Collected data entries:
"""

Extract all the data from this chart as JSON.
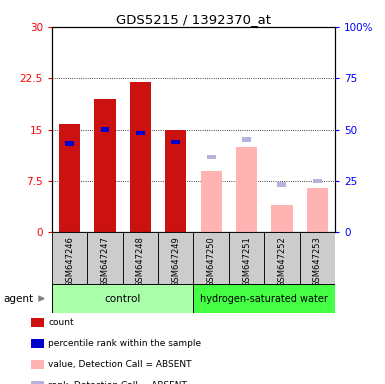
{
  "title": "GDS5215 / 1392370_at",
  "samples": [
    "GSM647246",
    "GSM647247",
    "GSM647248",
    "GSM647249",
    "GSM647250",
    "GSM647251",
    "GSM647252",
    "GSM647253"
  ],
  "red_values": [
    15.8,
    19.5,
    22.0,
    14.9,
    null,
    null,
    null,
    null
  ],
  "pink_values": [
    null,
    null,
    null,
    null,
    9.0,
    12.5,
    4.0,
    6.5
  ],
  "blue_values": [
    13.0,
    15.0,
    14.5,
    13.2,
    null,
    null,
    null,
    null
  ],
  "lblue_values": [
    null,
    null,
    null,
    null,
    11.0,
    13.5,
    7.0,
    7.5
  ],
  "ylim_left": [
    0,
    30
  ],
  "ylim_right": [
    0,
    100
  ],
  "yticks_left": [
    0,
    7.5,
    15,
    22.5,
    30
  ],
  "ytick_labels_left": [
    "0",
    "7.5",
    "15",
    "22.5",
    "30"
  ],
  "yticks_right": [
    0,
    25,
    50,
    75,
    100
  ],
  "ytick_labels_right": [
    "0",
    "25",
    "50",
    "75",
    "100%"
  ],
  "control_color": "#aaffaa",
  "hydro_color": "#44ff44",
  "gray_color": "#cccccc",
  "bar_width": 0.6,
  "blue_bar_width": 0.25,
  "blue_bar_height": 0.7,
  "legend_items": [
    {
      "label": "count",
      "color": "#cc1111"
    },
    {
      "label": "percentile rank within the sample",
      "color": "#0000cc"
    },
    {
      "label": "value, Detection Call = ABSENT",
      "color": "#ffb3b3"
    },
    {
      "label": "rank, Detection Call = ABSENT",
      "color": "#b3b3dd"
    }
  ]
}
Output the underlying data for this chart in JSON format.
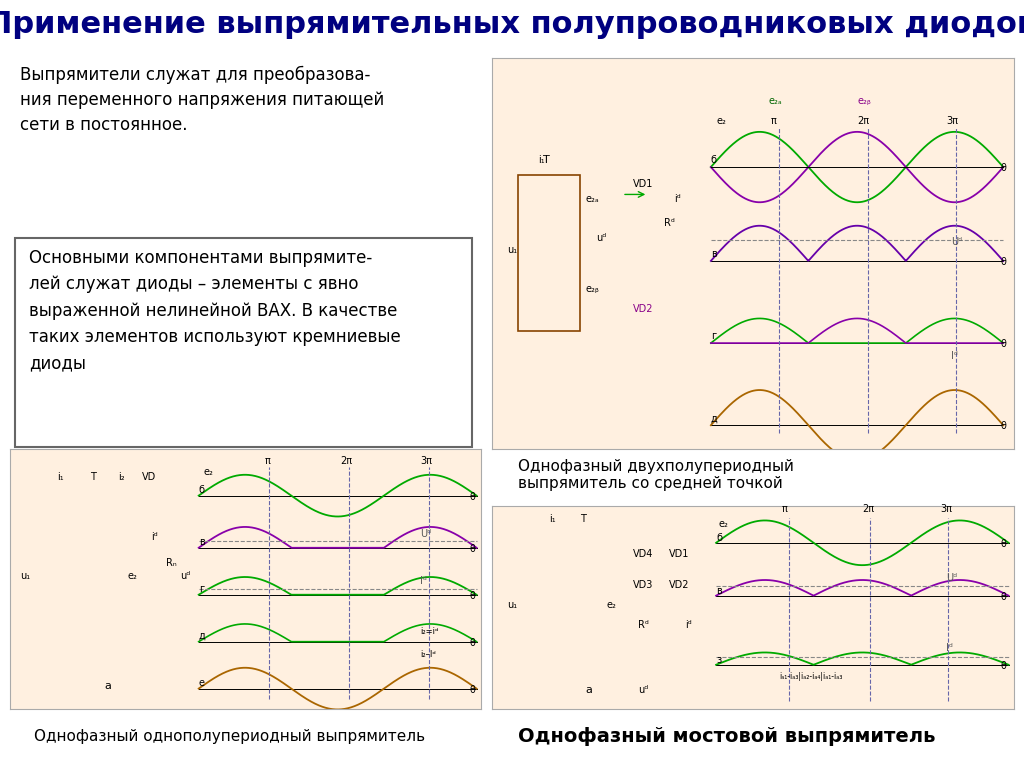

"""

# Exercise objective:
Verbatim reproduction of every record is required; images are left out.

# The response:
Extract all the data from this chart as JSON.
{
  "title": "GDS5215 / 1392370_at",
  "samples": [
    "GSM647246",
    "GSM647247",
    "GSM647248",
    "GSM647249",
    "GSM647250",
    "GSM647251",
    "GSM647252",
    "GSM647253"
  ],
  "red_values": [
    15.8,
    19.5,
    22.0,
    14.9,
    null,
    null,
    null,
    null
  ],
  "pink_values": [
    null,
    null,
    null,
    null,
    9.0,
    12.5,
    4.0,
    6.5
  ],
  "blue_values": [
    13.0,
    15.0,
    14.5,
    13.2,
    null,
    null,
    null,
    null
  ],
  "lblue_values": [
    null,
    null,
    null,
    null,
    11.0,
    13.5,
    7.0,
    7.5
  ],
  "ylim_left": [
    0,
    30
  ],
  "ylim_right": [
    0,
    100
  ],
  "yticks_left": [
    0,
    7.5,
    15,
    22.5,
    30
  ],
  "ytick_labels_left": [
    "0",
    "7.5",
    "15",
    "22.5",
    "30"
  ],
  "yticks_right": [
    0,
    25,
    50,
    75,
    100
  ],
  "ytick_labels_right": [
    "0",
    "25",
    "50",
    "75",
    "100%"
  ],
  "control_color": "#aaffaa",
  "hydro_color": "#44ff44",
  "gray_color": "#cccccc",
  "bar_width": 0.6,
  "blue_bar_width": 0.25,
  "blue_bar_height": 0.7,
  "legend_items": [
    {
      "label": "count",
      "color": "#cc1111"
    },
    {
      "label": "percentile rank within the sample",
      "color": "#0000cc"
    },
    {
      "label": "value, Detection Call = ABSENT",
      "color": "#ffb3b3"
    },
    {
      "label": "rank, Detection Call = ABSENT",
      "color": "#b3b3dd"
    }
  ]
}
Output the underlying data for this chart in JSON format.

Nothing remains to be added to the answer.